↓

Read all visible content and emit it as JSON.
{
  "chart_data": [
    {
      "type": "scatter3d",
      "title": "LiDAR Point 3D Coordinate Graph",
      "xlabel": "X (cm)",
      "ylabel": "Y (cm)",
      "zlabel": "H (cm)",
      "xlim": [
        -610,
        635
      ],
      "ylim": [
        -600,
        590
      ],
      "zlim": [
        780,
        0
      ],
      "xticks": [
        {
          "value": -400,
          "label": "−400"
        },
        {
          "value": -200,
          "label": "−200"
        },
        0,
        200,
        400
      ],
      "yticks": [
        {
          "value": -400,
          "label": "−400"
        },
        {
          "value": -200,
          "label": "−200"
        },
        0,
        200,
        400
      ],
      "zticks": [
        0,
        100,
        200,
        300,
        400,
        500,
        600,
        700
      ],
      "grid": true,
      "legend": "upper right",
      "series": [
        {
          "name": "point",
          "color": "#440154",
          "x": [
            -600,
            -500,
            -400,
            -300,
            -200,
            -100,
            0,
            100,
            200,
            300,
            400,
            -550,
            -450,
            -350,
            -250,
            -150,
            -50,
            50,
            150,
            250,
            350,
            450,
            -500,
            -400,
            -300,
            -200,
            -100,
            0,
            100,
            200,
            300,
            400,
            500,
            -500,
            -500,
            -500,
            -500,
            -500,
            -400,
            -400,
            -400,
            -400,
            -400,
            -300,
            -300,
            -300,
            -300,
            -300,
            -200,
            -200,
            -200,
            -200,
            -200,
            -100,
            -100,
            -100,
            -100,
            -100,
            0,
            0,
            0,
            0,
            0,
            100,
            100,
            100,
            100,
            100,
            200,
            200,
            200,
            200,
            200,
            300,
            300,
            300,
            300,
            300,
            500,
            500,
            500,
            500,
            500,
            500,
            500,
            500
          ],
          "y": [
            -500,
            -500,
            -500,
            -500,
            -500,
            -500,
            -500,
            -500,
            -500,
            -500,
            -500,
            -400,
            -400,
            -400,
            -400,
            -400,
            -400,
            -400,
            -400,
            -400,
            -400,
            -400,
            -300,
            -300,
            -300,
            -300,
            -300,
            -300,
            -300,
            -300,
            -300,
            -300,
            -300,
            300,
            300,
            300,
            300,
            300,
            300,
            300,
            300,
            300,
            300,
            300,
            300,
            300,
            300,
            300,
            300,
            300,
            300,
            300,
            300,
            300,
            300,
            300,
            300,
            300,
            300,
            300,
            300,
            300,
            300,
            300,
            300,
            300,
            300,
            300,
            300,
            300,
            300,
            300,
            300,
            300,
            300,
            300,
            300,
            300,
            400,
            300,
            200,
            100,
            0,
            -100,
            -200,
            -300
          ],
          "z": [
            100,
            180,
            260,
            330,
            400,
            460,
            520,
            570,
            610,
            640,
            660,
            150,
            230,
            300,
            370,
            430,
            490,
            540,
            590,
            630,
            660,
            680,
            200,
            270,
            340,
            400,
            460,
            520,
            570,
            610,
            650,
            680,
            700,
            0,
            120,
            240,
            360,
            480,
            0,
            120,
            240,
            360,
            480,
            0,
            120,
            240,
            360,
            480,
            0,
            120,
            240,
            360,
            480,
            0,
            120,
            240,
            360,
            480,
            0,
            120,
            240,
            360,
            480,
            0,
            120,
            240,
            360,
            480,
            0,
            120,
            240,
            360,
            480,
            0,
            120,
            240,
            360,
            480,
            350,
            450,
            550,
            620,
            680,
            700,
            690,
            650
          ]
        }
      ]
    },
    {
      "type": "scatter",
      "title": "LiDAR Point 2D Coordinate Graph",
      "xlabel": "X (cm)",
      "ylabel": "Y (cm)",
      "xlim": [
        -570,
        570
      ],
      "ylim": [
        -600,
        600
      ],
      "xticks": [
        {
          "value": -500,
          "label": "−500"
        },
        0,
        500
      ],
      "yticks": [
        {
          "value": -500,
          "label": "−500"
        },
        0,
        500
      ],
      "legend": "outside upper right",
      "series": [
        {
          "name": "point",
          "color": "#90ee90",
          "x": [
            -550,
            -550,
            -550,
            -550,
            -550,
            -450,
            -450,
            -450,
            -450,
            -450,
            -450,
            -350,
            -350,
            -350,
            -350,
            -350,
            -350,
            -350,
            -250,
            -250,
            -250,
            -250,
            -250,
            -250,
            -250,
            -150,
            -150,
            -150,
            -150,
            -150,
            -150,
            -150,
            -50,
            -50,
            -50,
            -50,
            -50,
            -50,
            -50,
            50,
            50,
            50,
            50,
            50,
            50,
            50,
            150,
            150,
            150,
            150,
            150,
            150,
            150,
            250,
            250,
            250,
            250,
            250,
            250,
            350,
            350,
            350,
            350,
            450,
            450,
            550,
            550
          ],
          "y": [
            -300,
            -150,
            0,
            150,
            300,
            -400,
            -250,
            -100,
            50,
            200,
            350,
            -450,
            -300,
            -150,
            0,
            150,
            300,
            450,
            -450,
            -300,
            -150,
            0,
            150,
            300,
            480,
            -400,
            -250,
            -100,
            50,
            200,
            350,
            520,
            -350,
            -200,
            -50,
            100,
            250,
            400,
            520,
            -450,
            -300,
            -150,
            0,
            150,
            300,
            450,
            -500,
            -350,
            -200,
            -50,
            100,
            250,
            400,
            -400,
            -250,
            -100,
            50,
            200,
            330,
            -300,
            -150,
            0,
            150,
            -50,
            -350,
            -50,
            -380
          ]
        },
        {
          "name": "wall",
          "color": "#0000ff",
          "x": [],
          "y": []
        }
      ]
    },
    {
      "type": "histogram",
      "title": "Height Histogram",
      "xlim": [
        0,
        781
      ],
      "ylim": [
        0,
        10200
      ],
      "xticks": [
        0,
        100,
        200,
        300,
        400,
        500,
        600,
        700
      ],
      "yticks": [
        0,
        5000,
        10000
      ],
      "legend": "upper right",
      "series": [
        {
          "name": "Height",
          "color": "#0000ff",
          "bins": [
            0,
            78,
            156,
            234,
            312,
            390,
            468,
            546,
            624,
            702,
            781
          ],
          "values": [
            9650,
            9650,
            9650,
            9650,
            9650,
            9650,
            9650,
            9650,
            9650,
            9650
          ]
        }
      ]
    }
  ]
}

↑

§ Required task
In the listing above, find each line with the word "LiDAR" and copy it.

§ Expected output
      "title": "LiDAR Point 3D Coordinate Graph",
      "title": "LiDAR Point 2D Coordinate Graph",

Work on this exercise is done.